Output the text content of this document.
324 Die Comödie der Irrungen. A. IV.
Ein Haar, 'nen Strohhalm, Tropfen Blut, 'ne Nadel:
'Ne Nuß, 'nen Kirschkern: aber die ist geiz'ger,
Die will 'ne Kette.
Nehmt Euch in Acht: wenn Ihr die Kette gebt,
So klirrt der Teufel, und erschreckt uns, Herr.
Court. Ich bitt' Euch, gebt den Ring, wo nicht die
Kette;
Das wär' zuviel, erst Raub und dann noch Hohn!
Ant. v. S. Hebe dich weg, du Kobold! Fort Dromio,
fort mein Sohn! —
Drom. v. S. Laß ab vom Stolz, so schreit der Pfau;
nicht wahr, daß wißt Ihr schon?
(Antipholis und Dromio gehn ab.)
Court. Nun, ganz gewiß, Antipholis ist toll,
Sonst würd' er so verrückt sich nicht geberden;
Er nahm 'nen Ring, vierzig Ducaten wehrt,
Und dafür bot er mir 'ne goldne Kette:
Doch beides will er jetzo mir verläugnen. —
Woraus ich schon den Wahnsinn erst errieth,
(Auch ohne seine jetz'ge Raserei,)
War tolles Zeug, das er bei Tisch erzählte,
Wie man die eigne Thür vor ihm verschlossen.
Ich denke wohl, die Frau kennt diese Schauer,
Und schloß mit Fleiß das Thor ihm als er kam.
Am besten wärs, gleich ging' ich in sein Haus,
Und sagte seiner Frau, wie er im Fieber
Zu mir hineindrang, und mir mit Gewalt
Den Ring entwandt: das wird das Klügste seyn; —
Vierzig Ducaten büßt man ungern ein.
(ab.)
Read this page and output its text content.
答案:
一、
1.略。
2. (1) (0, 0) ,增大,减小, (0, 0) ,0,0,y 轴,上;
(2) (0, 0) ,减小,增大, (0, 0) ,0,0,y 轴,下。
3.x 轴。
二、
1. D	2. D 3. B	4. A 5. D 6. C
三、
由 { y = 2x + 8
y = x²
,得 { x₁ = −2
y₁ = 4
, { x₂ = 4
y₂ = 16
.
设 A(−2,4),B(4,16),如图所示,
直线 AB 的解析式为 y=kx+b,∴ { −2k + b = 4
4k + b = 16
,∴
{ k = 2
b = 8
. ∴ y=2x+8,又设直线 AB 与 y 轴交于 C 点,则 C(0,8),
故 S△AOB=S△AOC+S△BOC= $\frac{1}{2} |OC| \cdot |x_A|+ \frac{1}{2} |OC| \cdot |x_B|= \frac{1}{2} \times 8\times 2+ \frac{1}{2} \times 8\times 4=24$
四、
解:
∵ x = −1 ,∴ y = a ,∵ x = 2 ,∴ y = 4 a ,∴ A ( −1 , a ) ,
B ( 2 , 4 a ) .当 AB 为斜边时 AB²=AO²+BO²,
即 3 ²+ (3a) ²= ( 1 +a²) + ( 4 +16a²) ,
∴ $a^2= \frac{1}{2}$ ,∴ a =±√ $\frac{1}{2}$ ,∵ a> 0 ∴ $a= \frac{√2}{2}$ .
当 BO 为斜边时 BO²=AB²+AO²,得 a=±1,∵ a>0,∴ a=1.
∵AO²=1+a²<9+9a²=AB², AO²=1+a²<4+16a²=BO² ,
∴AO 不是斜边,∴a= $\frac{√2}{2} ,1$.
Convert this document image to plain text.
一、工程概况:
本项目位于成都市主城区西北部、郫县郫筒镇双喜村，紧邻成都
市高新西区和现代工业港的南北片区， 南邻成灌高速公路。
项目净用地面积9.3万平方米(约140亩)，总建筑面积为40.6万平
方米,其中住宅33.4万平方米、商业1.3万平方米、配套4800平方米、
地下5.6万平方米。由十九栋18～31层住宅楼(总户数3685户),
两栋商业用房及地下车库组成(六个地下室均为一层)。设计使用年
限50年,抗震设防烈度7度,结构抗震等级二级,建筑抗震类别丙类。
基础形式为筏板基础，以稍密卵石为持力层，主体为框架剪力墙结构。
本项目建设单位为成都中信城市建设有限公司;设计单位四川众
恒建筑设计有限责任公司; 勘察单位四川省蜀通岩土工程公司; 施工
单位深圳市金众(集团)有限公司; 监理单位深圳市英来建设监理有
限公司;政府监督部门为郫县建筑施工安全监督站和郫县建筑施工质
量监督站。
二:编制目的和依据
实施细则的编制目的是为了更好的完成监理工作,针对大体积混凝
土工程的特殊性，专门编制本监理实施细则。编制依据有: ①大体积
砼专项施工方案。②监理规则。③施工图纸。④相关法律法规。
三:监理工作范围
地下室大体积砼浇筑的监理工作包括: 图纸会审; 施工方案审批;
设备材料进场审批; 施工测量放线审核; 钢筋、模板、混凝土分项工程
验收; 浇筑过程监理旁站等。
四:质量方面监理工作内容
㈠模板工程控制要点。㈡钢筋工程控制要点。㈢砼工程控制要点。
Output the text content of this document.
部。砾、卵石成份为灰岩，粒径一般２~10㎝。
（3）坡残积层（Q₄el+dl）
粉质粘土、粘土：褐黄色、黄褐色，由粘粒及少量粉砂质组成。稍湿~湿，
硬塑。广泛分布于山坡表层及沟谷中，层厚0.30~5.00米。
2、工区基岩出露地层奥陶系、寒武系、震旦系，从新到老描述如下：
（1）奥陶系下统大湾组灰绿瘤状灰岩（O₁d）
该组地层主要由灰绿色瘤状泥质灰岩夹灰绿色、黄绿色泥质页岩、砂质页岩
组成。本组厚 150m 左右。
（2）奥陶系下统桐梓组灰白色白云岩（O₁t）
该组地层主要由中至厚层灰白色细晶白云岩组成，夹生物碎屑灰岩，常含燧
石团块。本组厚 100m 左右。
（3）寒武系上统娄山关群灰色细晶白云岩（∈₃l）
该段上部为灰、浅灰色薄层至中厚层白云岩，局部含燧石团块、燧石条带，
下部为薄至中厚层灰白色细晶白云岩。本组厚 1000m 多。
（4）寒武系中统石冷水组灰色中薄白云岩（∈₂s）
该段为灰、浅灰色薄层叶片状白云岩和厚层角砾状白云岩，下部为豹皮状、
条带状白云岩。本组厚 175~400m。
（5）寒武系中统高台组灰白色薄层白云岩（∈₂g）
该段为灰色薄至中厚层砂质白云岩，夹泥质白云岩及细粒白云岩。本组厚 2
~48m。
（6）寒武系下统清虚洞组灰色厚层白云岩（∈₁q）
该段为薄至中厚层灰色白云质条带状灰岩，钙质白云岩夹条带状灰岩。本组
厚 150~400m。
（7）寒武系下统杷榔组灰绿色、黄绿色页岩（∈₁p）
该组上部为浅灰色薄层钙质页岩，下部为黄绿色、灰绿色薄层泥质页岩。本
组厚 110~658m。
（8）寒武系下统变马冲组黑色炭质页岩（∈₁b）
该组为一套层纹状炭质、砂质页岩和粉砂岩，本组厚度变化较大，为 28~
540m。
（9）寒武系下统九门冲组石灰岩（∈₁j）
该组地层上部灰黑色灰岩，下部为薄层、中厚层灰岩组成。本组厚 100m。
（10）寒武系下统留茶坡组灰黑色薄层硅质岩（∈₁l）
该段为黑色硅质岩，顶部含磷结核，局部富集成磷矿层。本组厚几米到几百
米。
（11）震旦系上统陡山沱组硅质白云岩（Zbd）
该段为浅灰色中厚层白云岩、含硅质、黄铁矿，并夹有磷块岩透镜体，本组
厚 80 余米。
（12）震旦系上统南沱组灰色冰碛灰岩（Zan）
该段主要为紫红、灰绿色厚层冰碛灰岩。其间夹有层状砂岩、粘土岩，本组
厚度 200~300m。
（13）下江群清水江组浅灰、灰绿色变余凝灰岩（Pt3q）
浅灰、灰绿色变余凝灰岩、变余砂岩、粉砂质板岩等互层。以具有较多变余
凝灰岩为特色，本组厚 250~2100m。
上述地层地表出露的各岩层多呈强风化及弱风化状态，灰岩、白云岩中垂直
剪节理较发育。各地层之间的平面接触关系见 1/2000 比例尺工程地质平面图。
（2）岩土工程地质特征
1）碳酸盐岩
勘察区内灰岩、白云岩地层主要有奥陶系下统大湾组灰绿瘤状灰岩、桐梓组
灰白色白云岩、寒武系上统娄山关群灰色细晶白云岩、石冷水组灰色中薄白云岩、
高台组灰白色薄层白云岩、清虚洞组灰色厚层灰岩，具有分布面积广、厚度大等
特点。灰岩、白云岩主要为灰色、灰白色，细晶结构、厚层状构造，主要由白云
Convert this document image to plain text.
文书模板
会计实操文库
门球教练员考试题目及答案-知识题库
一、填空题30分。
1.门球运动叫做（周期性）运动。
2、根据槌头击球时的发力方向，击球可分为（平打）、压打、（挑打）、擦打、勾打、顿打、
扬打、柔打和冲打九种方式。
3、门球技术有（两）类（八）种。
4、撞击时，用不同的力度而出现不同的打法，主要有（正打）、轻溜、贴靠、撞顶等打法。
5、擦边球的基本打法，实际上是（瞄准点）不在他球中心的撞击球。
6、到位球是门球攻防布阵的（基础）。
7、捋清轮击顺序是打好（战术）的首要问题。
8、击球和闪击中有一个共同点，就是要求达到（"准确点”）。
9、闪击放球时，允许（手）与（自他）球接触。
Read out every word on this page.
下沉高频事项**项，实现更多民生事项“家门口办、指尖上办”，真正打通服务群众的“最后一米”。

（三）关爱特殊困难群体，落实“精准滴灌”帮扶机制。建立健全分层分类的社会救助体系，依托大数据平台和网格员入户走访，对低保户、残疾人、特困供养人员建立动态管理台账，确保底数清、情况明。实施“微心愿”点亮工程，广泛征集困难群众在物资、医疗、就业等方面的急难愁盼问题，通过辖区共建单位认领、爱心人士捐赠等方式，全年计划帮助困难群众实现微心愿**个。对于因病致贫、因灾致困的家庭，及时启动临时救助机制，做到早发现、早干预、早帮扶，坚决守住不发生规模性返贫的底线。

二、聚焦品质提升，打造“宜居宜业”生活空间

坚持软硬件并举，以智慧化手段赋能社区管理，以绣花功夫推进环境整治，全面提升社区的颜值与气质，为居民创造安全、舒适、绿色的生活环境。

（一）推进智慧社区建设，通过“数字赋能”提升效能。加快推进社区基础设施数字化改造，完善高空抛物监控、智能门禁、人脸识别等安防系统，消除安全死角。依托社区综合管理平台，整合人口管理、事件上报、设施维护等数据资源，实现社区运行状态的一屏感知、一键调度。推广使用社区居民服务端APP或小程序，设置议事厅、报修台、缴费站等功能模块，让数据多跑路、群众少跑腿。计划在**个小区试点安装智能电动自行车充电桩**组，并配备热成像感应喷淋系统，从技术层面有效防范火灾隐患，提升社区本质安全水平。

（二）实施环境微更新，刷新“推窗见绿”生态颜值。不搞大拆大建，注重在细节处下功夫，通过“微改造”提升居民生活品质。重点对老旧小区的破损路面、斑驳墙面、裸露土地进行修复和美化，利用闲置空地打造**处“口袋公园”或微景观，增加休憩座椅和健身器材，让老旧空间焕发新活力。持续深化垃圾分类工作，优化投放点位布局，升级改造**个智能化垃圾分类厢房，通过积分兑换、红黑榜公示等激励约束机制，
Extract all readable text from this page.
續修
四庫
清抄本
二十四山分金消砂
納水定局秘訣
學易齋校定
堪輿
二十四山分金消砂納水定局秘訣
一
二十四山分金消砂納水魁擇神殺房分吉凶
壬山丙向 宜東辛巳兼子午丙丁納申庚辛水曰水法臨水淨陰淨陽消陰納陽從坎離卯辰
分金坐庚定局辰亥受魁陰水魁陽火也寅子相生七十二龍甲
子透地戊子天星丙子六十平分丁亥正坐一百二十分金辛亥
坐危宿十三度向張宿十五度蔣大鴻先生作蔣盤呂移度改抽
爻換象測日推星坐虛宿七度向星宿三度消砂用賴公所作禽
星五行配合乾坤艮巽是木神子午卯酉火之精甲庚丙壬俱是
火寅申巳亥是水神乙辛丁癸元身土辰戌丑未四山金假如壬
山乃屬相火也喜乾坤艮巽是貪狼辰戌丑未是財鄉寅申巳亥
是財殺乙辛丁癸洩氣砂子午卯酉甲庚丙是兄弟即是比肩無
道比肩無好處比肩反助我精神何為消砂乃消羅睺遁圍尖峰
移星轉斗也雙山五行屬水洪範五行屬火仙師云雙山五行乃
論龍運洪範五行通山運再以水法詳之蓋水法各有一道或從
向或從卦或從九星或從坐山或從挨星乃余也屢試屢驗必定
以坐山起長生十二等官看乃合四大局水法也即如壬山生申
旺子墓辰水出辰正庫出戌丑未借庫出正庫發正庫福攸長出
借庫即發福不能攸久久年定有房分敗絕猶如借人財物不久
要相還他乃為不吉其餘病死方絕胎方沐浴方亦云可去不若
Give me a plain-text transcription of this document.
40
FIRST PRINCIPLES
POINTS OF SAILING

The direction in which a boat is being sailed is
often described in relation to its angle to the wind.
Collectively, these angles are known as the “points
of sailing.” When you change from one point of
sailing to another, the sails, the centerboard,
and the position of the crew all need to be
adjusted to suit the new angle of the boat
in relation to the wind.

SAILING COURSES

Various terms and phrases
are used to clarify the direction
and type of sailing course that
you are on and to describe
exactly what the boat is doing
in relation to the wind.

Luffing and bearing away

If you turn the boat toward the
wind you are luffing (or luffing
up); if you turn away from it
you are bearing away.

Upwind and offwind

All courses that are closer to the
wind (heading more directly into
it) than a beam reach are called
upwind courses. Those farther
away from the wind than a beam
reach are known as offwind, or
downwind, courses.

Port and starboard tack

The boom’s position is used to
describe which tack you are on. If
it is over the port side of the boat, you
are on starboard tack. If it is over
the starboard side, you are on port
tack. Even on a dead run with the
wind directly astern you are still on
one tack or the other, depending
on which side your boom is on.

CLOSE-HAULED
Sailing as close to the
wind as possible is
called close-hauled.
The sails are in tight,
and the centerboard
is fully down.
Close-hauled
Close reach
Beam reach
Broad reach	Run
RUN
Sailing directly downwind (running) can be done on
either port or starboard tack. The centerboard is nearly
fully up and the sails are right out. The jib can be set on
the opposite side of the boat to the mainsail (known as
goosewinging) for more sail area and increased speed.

──────────

**Task brief:** Extract, from the material above, each line holding the word "centerboard".

**Written solution:**
sailing to another, the sails, the centerboard,
and the centerboard
either port or starboard tack. The centerboard is nearly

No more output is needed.